DIRECTION >> Identify each line in the records below that contains the word "name", and copy it.

Entries taken from a collection
________
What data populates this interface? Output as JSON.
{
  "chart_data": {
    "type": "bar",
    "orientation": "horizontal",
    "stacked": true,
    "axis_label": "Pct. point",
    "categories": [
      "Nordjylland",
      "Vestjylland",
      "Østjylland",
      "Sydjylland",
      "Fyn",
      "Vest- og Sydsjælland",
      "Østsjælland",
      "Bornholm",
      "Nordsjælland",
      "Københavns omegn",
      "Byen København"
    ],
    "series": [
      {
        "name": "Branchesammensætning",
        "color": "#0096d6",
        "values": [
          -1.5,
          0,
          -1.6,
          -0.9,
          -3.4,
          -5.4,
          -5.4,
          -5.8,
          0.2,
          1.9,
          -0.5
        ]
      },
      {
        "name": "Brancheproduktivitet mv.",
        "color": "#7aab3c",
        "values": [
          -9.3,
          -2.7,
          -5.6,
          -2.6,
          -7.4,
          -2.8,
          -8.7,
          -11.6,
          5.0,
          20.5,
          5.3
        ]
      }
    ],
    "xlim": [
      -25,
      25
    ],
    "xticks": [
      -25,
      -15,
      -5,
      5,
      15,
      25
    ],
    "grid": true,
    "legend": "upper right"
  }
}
________
SOLUTION TO THIS TASK >>
        "name": "Branchesammensætning",
        "name": "Brancheproduktivitet mv.",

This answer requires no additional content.